- [To do]
Search the listing for the string "color" and copy every line that contains it.

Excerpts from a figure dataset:

● ● ●

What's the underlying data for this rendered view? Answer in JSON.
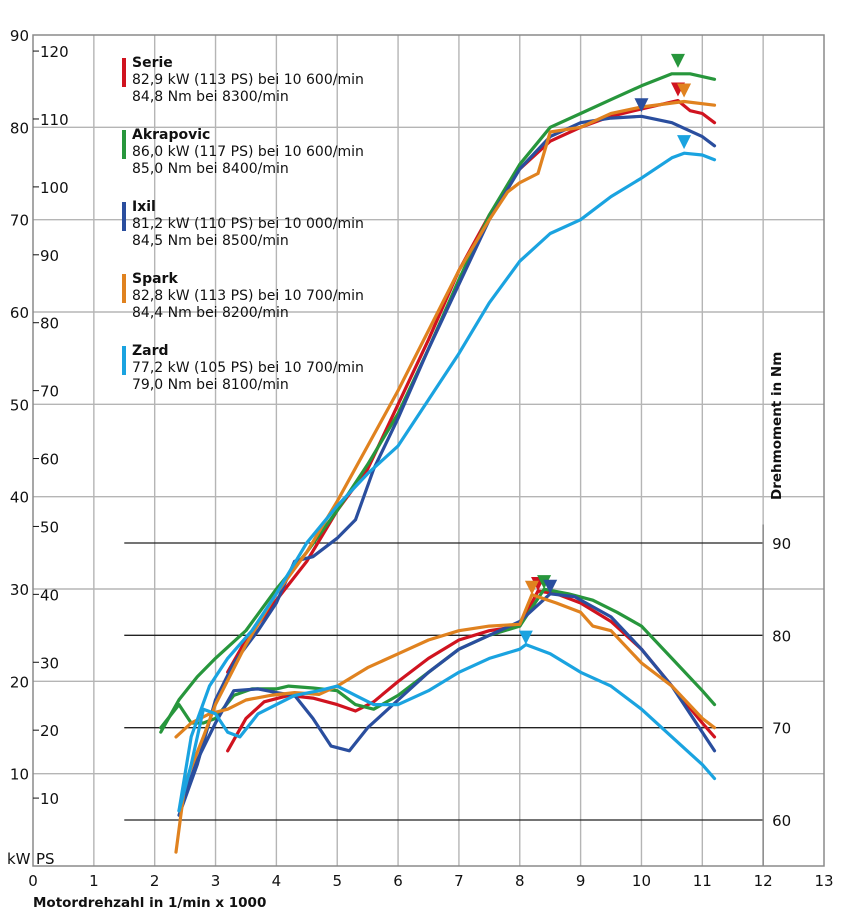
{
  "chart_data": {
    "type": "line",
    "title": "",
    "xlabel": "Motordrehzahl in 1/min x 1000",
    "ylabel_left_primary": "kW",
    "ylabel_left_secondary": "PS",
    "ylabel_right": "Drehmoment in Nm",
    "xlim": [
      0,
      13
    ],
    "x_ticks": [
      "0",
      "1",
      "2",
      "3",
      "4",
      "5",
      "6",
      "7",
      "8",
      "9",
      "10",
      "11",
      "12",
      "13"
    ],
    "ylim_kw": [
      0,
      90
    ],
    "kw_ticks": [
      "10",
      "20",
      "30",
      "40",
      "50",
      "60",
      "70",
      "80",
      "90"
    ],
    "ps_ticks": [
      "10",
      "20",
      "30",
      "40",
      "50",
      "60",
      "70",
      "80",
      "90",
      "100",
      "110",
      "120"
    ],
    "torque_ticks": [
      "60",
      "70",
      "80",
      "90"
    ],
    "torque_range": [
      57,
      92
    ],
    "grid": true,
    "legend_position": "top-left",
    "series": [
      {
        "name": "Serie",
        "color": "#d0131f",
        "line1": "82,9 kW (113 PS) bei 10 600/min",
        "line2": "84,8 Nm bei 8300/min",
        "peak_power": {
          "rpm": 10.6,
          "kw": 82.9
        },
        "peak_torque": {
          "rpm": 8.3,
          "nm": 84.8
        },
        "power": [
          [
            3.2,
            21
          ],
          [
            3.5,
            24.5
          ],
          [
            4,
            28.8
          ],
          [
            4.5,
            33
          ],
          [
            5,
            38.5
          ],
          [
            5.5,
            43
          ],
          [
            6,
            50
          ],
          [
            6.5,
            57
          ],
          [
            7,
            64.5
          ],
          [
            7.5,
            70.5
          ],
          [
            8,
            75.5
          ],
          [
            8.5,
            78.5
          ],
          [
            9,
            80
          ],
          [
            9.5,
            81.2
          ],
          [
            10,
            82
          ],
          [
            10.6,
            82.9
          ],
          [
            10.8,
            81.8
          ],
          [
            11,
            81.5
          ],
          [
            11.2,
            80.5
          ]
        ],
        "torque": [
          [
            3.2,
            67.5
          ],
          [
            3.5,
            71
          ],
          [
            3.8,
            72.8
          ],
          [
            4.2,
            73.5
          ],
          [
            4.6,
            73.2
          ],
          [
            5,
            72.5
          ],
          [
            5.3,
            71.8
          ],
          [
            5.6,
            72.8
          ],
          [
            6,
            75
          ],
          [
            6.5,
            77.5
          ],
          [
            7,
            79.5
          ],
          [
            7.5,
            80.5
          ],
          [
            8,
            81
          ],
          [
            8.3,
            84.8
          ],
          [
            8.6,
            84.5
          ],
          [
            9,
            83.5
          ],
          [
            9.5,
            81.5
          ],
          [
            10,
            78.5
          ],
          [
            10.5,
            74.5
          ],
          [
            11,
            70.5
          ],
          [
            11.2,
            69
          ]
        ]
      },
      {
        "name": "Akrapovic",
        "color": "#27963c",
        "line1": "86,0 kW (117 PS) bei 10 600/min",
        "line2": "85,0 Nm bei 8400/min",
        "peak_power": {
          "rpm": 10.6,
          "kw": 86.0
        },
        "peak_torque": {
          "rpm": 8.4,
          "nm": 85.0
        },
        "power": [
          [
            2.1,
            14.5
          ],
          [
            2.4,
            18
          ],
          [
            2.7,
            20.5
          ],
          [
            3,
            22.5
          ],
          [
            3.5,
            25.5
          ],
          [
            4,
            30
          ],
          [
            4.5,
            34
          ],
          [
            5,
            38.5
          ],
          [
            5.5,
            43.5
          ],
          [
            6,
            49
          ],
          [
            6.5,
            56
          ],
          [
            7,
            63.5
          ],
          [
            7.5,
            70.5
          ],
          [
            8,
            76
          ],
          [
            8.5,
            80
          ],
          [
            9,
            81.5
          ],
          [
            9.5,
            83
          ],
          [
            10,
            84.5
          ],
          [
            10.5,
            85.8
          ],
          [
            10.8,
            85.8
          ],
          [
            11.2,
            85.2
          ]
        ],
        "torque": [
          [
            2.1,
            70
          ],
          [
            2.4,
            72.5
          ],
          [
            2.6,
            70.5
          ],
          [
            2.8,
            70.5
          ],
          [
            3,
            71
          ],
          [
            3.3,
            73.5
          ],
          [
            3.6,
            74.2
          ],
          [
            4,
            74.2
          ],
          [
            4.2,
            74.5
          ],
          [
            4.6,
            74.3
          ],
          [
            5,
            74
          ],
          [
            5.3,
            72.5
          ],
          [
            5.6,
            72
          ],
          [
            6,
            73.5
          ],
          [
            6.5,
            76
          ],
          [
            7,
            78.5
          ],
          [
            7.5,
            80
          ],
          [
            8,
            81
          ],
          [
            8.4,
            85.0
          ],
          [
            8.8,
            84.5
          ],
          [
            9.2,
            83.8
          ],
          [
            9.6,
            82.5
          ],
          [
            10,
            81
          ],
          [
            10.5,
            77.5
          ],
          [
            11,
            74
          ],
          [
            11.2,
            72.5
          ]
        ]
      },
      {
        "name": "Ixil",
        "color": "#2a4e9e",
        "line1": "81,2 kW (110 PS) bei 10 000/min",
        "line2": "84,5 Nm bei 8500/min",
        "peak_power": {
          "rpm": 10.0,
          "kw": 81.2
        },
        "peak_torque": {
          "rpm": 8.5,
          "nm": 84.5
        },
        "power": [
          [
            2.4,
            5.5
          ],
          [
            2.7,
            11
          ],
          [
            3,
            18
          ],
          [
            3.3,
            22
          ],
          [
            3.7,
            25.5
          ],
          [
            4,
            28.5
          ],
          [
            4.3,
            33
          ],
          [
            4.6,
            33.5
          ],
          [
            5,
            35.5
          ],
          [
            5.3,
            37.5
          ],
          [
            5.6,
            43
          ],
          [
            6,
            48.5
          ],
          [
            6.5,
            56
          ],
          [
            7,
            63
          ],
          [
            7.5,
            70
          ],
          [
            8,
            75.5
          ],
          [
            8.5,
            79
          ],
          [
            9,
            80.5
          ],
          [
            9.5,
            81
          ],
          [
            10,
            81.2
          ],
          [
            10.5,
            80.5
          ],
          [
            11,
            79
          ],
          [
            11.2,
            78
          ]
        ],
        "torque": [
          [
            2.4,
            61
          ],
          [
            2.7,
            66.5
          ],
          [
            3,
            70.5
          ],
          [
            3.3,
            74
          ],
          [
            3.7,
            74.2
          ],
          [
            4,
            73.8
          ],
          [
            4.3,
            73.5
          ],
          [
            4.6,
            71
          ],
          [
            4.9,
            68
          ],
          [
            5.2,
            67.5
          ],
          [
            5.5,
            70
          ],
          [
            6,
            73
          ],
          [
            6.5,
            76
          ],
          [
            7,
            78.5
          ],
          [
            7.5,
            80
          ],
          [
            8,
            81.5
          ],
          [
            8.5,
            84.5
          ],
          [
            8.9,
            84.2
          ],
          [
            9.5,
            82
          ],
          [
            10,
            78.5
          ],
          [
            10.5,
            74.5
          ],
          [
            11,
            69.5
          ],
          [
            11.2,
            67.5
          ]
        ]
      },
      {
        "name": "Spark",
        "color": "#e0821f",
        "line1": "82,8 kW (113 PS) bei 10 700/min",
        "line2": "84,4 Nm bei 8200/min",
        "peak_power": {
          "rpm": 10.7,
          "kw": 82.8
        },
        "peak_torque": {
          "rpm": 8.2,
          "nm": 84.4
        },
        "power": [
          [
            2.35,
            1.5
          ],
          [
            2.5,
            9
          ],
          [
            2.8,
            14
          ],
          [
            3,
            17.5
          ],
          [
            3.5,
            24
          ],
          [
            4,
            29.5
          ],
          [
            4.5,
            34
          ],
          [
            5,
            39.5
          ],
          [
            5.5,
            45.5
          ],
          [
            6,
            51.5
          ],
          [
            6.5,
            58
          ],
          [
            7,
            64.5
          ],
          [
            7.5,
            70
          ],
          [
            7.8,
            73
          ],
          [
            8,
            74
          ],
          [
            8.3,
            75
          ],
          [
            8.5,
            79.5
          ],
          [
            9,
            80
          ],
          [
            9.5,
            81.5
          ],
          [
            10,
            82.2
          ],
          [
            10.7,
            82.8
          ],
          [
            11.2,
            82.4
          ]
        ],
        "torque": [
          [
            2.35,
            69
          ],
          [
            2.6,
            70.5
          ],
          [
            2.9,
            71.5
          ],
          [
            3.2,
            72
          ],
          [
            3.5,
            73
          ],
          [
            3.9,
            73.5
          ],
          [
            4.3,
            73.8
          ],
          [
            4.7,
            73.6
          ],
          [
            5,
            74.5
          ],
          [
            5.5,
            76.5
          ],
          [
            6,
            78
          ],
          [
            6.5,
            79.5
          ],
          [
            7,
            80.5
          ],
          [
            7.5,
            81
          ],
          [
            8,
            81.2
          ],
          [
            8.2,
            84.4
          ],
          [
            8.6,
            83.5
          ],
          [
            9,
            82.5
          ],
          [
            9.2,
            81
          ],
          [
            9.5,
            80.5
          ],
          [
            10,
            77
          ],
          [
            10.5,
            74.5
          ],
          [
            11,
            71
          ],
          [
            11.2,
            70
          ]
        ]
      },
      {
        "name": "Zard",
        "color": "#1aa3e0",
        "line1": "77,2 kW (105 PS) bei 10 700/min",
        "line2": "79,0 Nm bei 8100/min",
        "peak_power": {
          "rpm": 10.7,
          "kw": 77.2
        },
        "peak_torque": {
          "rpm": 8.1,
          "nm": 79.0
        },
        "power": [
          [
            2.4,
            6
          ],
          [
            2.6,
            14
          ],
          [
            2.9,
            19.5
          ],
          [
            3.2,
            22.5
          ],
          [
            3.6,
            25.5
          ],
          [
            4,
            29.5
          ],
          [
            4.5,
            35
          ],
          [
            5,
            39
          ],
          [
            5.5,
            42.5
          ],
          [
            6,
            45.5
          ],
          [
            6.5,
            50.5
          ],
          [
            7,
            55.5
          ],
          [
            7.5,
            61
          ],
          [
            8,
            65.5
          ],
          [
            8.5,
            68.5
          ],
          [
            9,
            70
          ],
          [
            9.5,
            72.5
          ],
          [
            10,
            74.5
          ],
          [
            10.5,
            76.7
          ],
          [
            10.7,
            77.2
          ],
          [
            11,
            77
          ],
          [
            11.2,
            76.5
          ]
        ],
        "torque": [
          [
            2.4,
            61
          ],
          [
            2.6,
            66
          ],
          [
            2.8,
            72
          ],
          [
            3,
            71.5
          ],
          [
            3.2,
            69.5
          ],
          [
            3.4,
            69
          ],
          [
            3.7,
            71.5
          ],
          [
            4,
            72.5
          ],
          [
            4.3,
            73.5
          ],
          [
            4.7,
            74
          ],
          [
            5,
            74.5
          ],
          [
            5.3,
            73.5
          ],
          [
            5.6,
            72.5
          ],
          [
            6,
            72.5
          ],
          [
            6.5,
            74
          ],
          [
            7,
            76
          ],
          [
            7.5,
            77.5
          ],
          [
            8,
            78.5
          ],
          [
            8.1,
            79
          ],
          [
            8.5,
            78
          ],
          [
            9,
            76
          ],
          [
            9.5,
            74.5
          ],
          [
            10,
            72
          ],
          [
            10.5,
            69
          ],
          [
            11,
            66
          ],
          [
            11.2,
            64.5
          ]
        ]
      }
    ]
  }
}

● ● ●

- [Completed exercise]
        "color": "#d0131f",
        "color": "#27963c",
        "color": "#2a4e9e",
        "color": "#e0821f",
        "color": "#1aa3e0",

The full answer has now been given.